### STATED TASK
Reproduce every entry below precisely; do not include the pictures.

### Saved entries
########

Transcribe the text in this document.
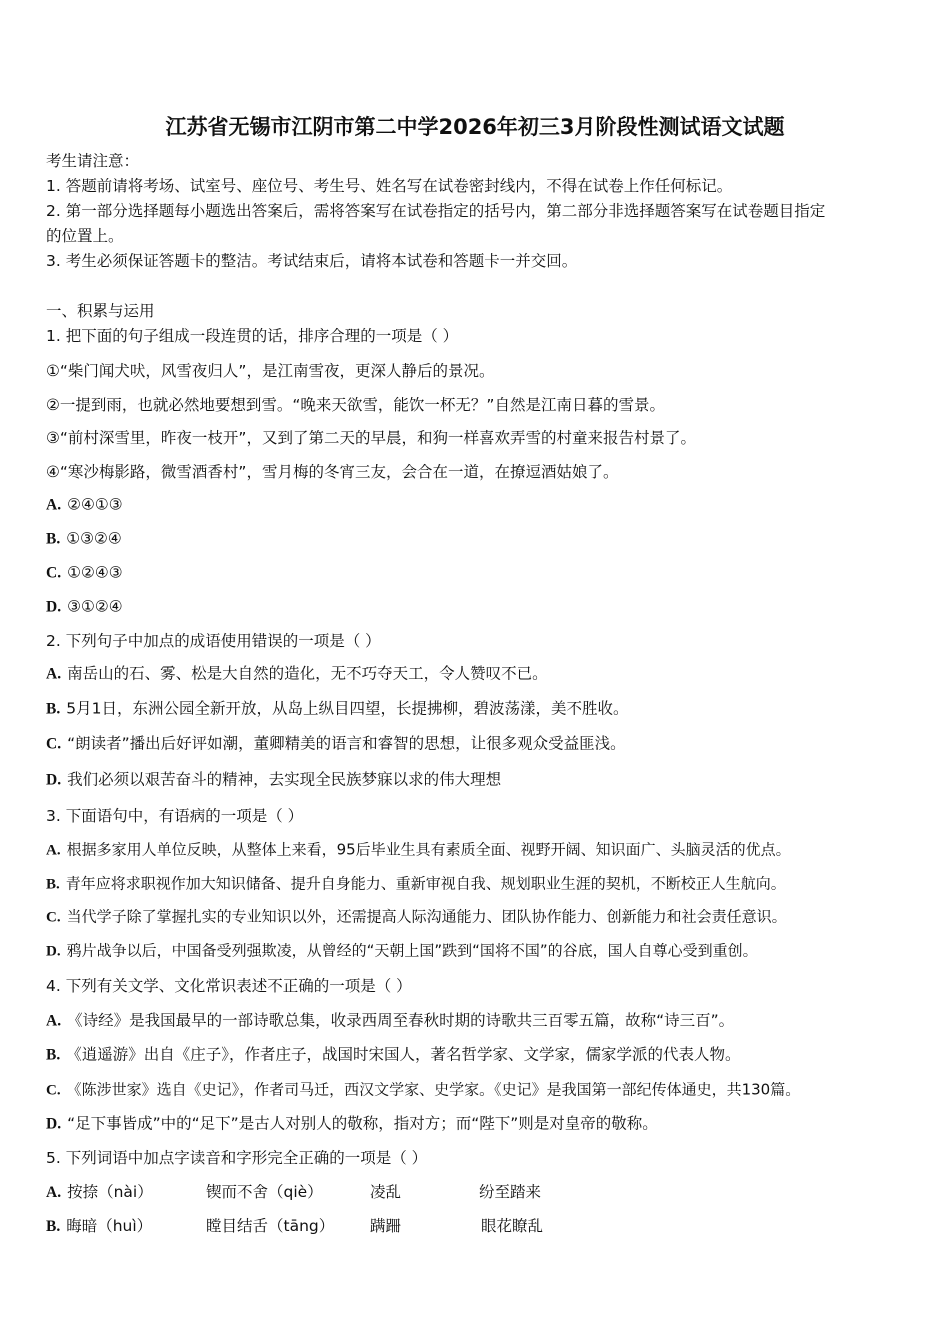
江苏省无锡市江阴市第二中学2026年初三3月阶段性测试语文试题
考生请注意：
1. 答题前请将考场、试室号、座位号、考生号、姓名写在试卷密封线内，不得在试卷上作任何标记。
2. 第一部分选择题每小题选出答案后，需将答案写在试卷指定的括号内，第二部分非选择题答案写在试卷题目指定
的位置上。
3. 考生必须保证答题卡的整洁。考试结束后，请将本试卷和答题卡一并交回。
一、积累与运用
1. 把下面的句子组成一段连贯的话，排序合理的一项是（ ）
①“柴门闻犬吠，风雪夜归人”，是江南雪夜，更深人静后的景况。
②一提到雨，也就必然地要想到雪。“晚来天欲雪，能饮一杯无？”自然是江南日暮的雪景。
③“前村深雪里，昨夜一枝开”，又到了第二天的早晨，和狗一样喜欢弄雪的村童来报告村景了。
④“寒沙梅影路，微雪酒香村”，雪月梅的冬宵三友，会合在一道，在撩逗酒姑娘了。
A. ②④①③
B. ①③②④
C. ①②④③
D. ③①②④
2. 下列句子中加点的成语使用错误的一项是（ ）
A. 南岳山的石、雾、松是大自然的造化，无不巧夺天工，令人赞叹不已。
B. 5月1日，东洲公园全新开放，从岛上纵目四望，长提拂柳，碧波荡漾，美不胜收。
C. “朗读者”播出后好评如潮，董卿精美的语言和睿智的思想，让很多观众受益匪浅。
D. 我们必须以艰苦奋斗的精神，去实现全民族梦寐以求的伟大理想
3. 下面语句中，有语病的一项是（ ）
A. 根据多家用人单位反映，从整体上来看，95后毕业生具有素质全面、视野开阔、知识面广、头脑灵活的优点。
B. 青年应将求职视作加大知识储备、提升自身能力、重新审视自我、规划职业生涯的契机，不断校正人生航向。
C. 当代学子除了掌握扎实的专业知识以外，还需提高人际沟通能力、团队协作能力、创新能力和社会责任意识。
D. 鸦片战争以后，中国备受列强欺凌，从曾经的“天朝上国”跌到“国将不国”的谷底，国人自尊心受到重创。
4. 下列有关文学、文化常识表述不正确的一项是（ ）
A. 《诗经》是我国最早的一部诗歌总集，收录西周至春秋时期的诗歌共三百零五篇，故称“诗三百”。
B. 《逍遥游》出自《庄子》，作者庄子，战国时宋国人，著名哲学家、文学家，儒家学派的代表人物。
C. 《陈涉世家》选自《史记》，作者司马迁，西汉文学家、史学家。《史记》是我国第一部纪传体通史，共130篇。
D. “足下事皆成”中的“足下”是古人对别人的敬称，指对方；而“陛下”则是对皇帝的敬称。
5. 下列词语中加点字读音和字形完全正确的一项是（ ）
A. 按捺（nài）	锲而不舍（qiè）	凌乱	纷至踏来
B. 晦暗（huì）	瞠目结舌（tāng） 蹒跚	眼花瞭乱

########

### TASK OUTPUT
Transcribe the text in this document.
江苏省无锡市江阴市第二中学2026年初三3月阶段性测试语文试题
考生请注意：
1. 答题前请将考场、试室号、座位号、考生号、姓名写在试卷密封线内，不得在试卷上作任何标记。
2. 第一部分选择题每小题选出答案后，需将答案写在试卷指定的括号内，第二部分非选择题答案写在试卷题目指定
的位置上。
3. 考生必须保证答题卡的整洁。考试结束后，请将本试卷和答题卡一并交回。
一、积累与运用
1. 把下面的句子组成一段连贯的话，排序合理的一项是（ ）
①“柴门闻犬吠，风雪夜归人”，是江南雪夜，更深人静后的景况。
②一提到雨，也就必然地要想到雪。“晚来天欲雪，能饮一杯无？”自然是江南日暮的雪景。
③“前村深雪里，昨夜一枝开”，又到了第二天的早晨，和狗一样喜欢弄雪的村童来报告村景了。
④“寒沙梅影路，微雪酒香村”，雪月梅的冬宵三友，会合在一道，在撩逗酒姑娘了。
A. ②④①③
B. ①③②④
C. ①②④③
D. ③①②④
2. 下列句子中加点的成语使用错误的一项是（ ）
A. 南岳山的石、雾、松是大自然的造化，无不巧夺天工，令人赞叹不已。
B. 5月1日，东洲公园全新开放，从岛上纵目四望，长提拂柳，碧波荡漾，美不胜收。
C. “朗读者”播出后好评如潮，董卿精美的语言和睿智的思想，让很多观众受益匪浅。
D. 我们必须以艰苦奋斗的精神，去实现全民族梦寐以求的伟大理想
3. 下面语句中，有语病的一项是（ ）
A. 根据多家用人单位反映，从整体上来看，95后毕业生具有素质全面、视野开阔、知识面广、头脑灵活的优点。
B. 青年应将求职视作加大知识储备、提升自身能力、重新审视自我、规划职业生涯的契机，不断校正人生航向。
C. 当代学子除了掌握扎实的专业知识以外，还需提高人际沟通能力、团队协作能力、创新能力和社会责任意识。
D. 鸦片战争以后，中国备受列强欺凌，从曾经的“天朝上国”跌到“国将不国”的谷底，国人自尊心受到重创。
4. 下列有关文学、文化常识表述不正确的一项是（ ）
A. 《诗经》是我国最早的一部诗歌总集，收录西周至春秋时期的诗歌共三百零五篇，故称“诗三百”。
B. 《逍遥游》出自《庄子》，作者庄子，战国时宋国人，著名哲学家、文学家，儒家学派的代表人物。
C. 《陈涉世家》选自《史记》，作者司马迁，西汉文学家、史学家。《史记》是我国第一部纪传体通史，共130篇。
D. “足下事皆成”中的“足下”是古人对别人的敬称，指对方；而“陛下”则是对皇帝的敬称。
5. 下列词语中加点字读音和字形完全正确的一项是（ ）
A. 按捺（nài）	锲而不舍（qiè）	凌乱	纷至踏来
B. 晦暗（huì）	瞠目结舌（tāng） 蹒跚	眼花瞭乱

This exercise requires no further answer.